# DOCUMENT SEGMENT:
"""

Thursday, 8 September 2011

Blessed be the Holy Method


Marxism is not a religion, but Hegelianism is.

Assuming for the moment that Plekhanov's version of Hegel is more-or-less the same as Marx's version of Hegel, this quote from Plekhanov shows why:

"We know that Hegel called his method dialectical; why did he do so?

In his Phänomenologie des Geistes he compares human life with dialogue, in the sense that under the pressure of experience our views gradually change, as happens to the opinions of disputants participating in a discussion of a profound intellectual nature. Comparing the course of development of consciousness with the progress of such a discussion, Hegel designated it by the word dialectics, or dialectical motion. This word had already been used by Plato, but it was Hegel who gave it its especially profound and important meaning. To Hegel, dialectics is the soul of all scientific knowledge. It is of extraordinary importance to comprehend its nature. It is the principle of all motion, of all life, of all that occurs in reality."
- Georg Plekhanov, From Idealism to Materialism, 1917


Read that last sentence again. Hegel describes a model of progress in human understanding of the world, one of stages somewhat akin to Khunian paradigms, with each stage incorporating the insights of the earlier ones but improving on them, in a successive approximation to an as-yet unknown truth.

It's a simplistic but defensible model, both of the way individuals learn from their lives and the way science progresses.

Then in the last sentence he suddenly asserts that the universe progresses in the same way. As below so above. That the universe is moving through stages of successive approximation to...what? Some kind of self-actualisation, presumably.

"""

# TASKS TO COMPLETE:
1) Write out, word for word, the part of the post on Hegel's dialectics from "- Georg Plekhanov, From" to "of self-actualisation, presumably.".
2) In the post on Hegel's dialectics, restate the paragraph beginning "Read that last sentence again" in shorter form, keeping its main points.
3) Extend the post on Hegel's dialectics, starting after its final sentence.

# RAW DATA:

"""

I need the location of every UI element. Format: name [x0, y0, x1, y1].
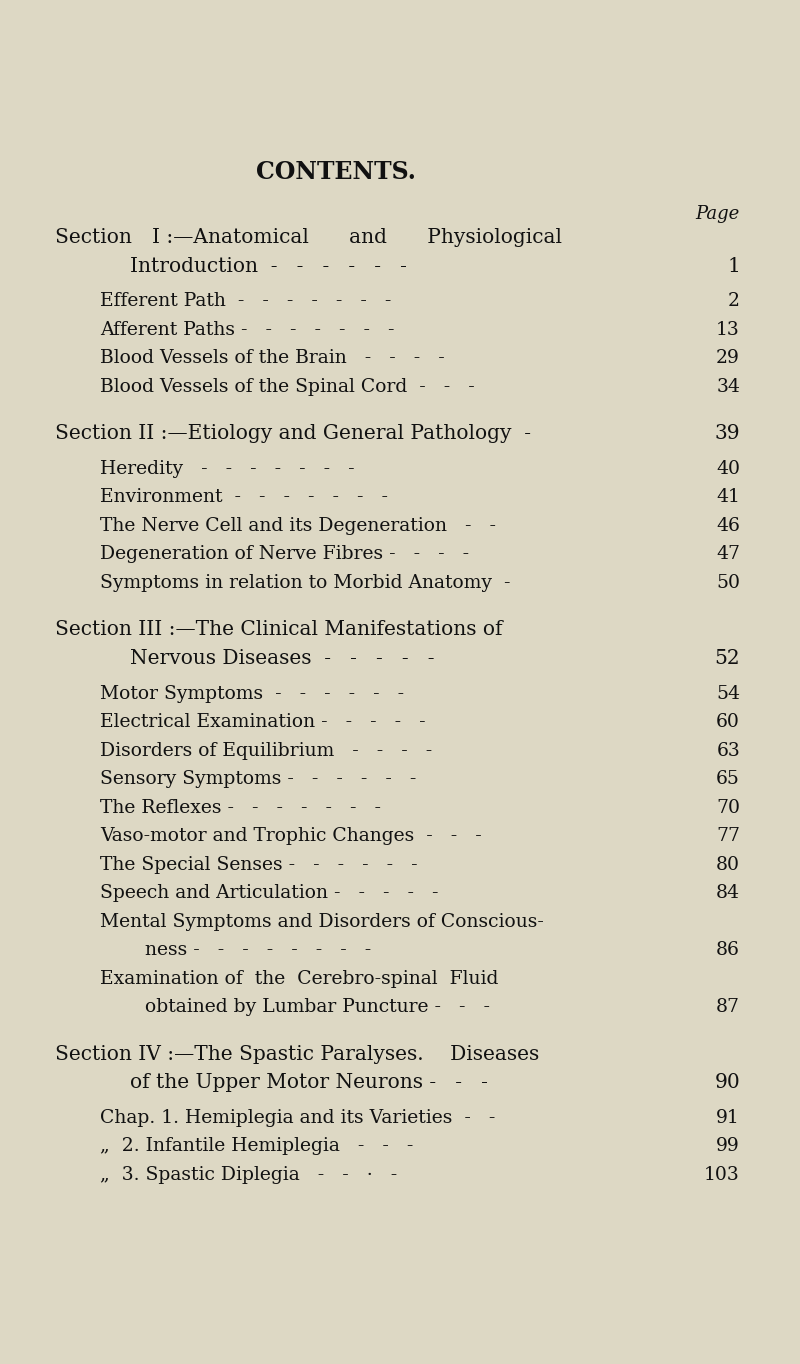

"""

# RESULTS IN ORDER:
1)
- Georg Plekhanov, From Idealism to Materialism, 1917


Read that last sentence again. Hegel describes a model of progress in human understanding of the world, one of stages somewhat akin to Khunian paradigms, with each stage incorporating the insights of the earlier ones but improving on them, in a successive approximation to an as-yet unknown truth.

It's a simplistic but defensible model, both of the way individuals learn from their lives and the way science progresses.

Then in the last sentence he suddenly asserts that the universe progresses in the same way. As below so above. That the universe is moving through stages of successive approximation to...what? Some kind of self-actualisation, presumably.

2) The reader is told to reread the final sentence. Hegel's model treats progress in human understanding as a series of stages, similar to scientific paradigms. Each stage takes in the insights of earlier ones and improves on them. Together they form a successive approximation to a truth not yet known.

3)
There's no reasoning given behind this leap - we're just supposed to be carried along from an epistemological hypothesis to a cosmological one as though there were no difference between changing your mind and changing your molecules.

Hegel has taken a reasonable partial description of one aspect of human behavior, and projected it onto the entire universe, which becomes thereby shrunken to a human scale, and personalised. We have a word for this: Religion.

In a religion, the impersonal enormous universe gets scaled down and invested with human traits. Thunderstorms are the gods fighting because lightning looks violent. Crops are the earth mother giving birth because you can only harvest from fertile ground. Life hurts you because a magnified version of your father is punishing you, or because an invisible trickster enjoys your pain.

And in the modern, industrialised and educated world, the method by which human knowledge advances is, according to Hegel, the method by which the world does the same thing.

Religions involve this linguistic slight of hand: Two very different things become the same thing because they can be described with the same word.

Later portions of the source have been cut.